◆ **Tasks for this exercise**
(1) Copy the passage of the denialism essay from "Please don't tell me the" to "inhibiting all life." word for word.
(2) In the essay on denialism, why does the writer call the cold air of the AC merely necessary rather than pleasant?

◆ **Page extract**
America's new religion:
Denialism
As I sat in a car which winded
and wended through the traffic,
just avoiding enormous trucks
traveling at high speeds, I noticed the grayish-brown haze that had
replaced the sky. So, that is what we are breathing. El Paso
continues to seek fulfillment as a mini-L.A.
Please don't tell me it is
beautiful or healthy. Please do notice it. But, no, that would be
too much to ask. We must deny the existence of all that is ugly and
unpleasant.
Please don't tell me the frigid
piercing air of the AC is pleasant.
It is merely necessary to avoid
the greater unpleasantness of the oppressive heat which overwhelms
the skin like a heated blanket, suffocating and
inhibiting all life.
Don't tell me it is pleasant to
squeeze yourself into the cramped space of a vehicle.
Don't tell me it is pleasant to
sit in a moving vehicle gazing at endless cheaply constructed boxes
surrounded by trees of advertising with their banal and uninspiring
messages. A landscape of overwhelming uniformity and blankness.
All that I see is ugly and
inhuman.
Worst of all, the trip is needed
to get a bit of relief for an old person who needs a doctor's help to
thrive.
Why should we have to travel so
many miles so uncomfortably—and at personal expense (an expensive
vehicle and wasteful gasoline)?
We needn't. It is not
necessary, and it is not good.
But all of this is invisible
thanks to the religion of denialism. The problem doesn't exist. This
is the greatest country in the world.
Don't dare mention it. That
would be rude, bad manners. You would be threatening the livelihoods
of those around you. And we daren't imagine that people could
change, that other jobs would be available with a different system.

◆ **Given data**

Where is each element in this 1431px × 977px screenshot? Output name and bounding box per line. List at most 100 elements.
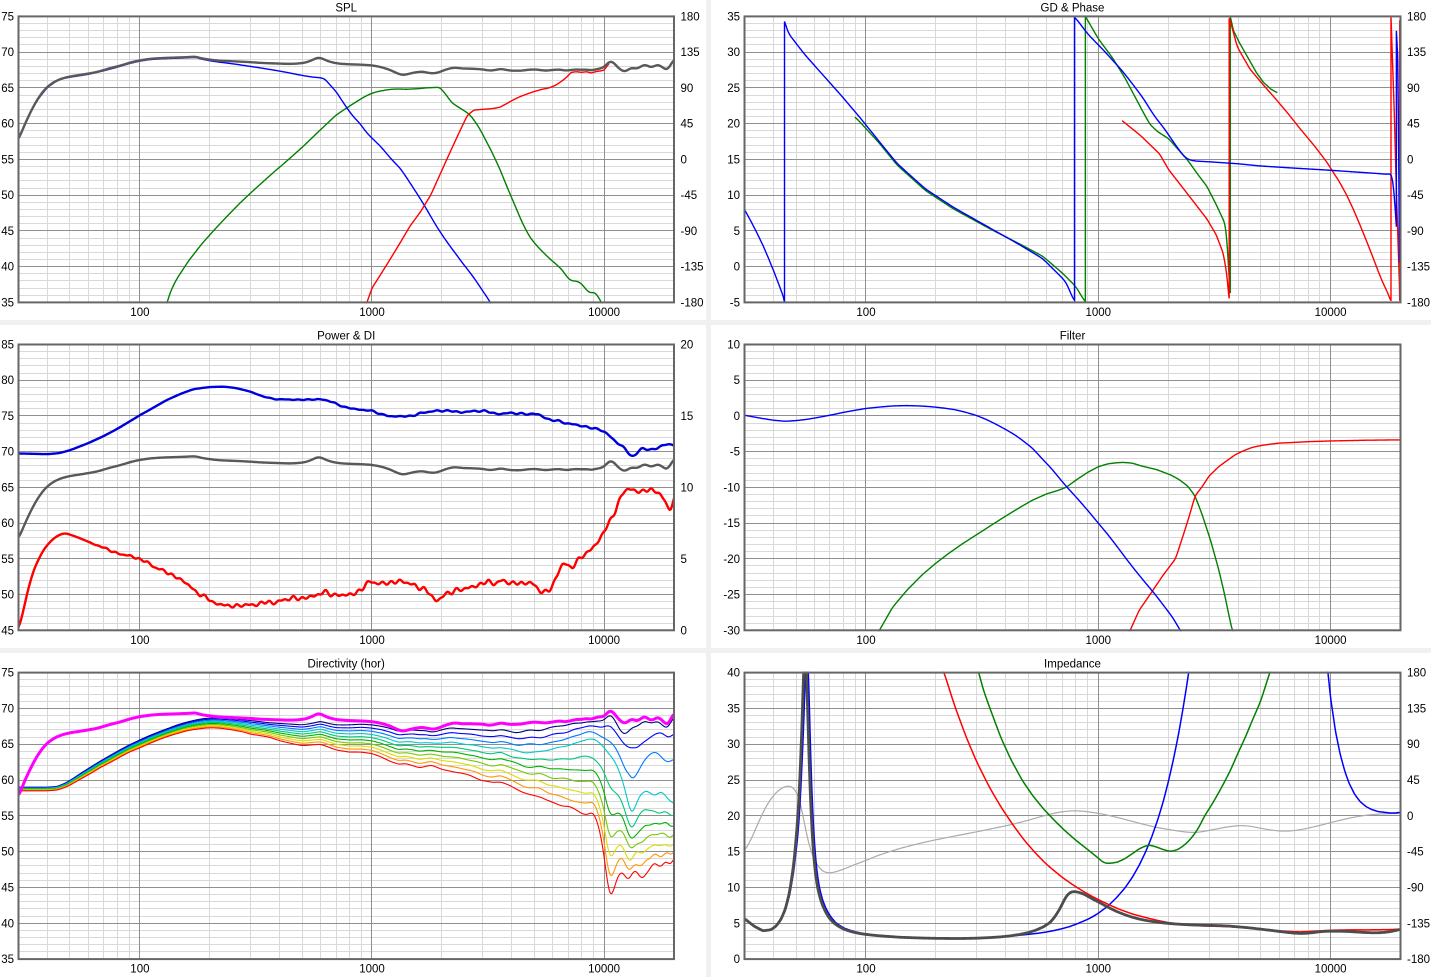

◆ **Results for each task**
(1)
Please don't tell me the frigid
piercing air of the AC is pleasant.
It is merely necessary to avoid
the greater unpleasantness of the oppressive heat which overwhelms
the skin like a heated blanket, suffocating and
inhibiting all life.

(2) The AC is needed only to escape a greater unpleasantness: the oppressive heat. That heat overwhelms the skin like a heated blanket, suffocating and inhibiting all life.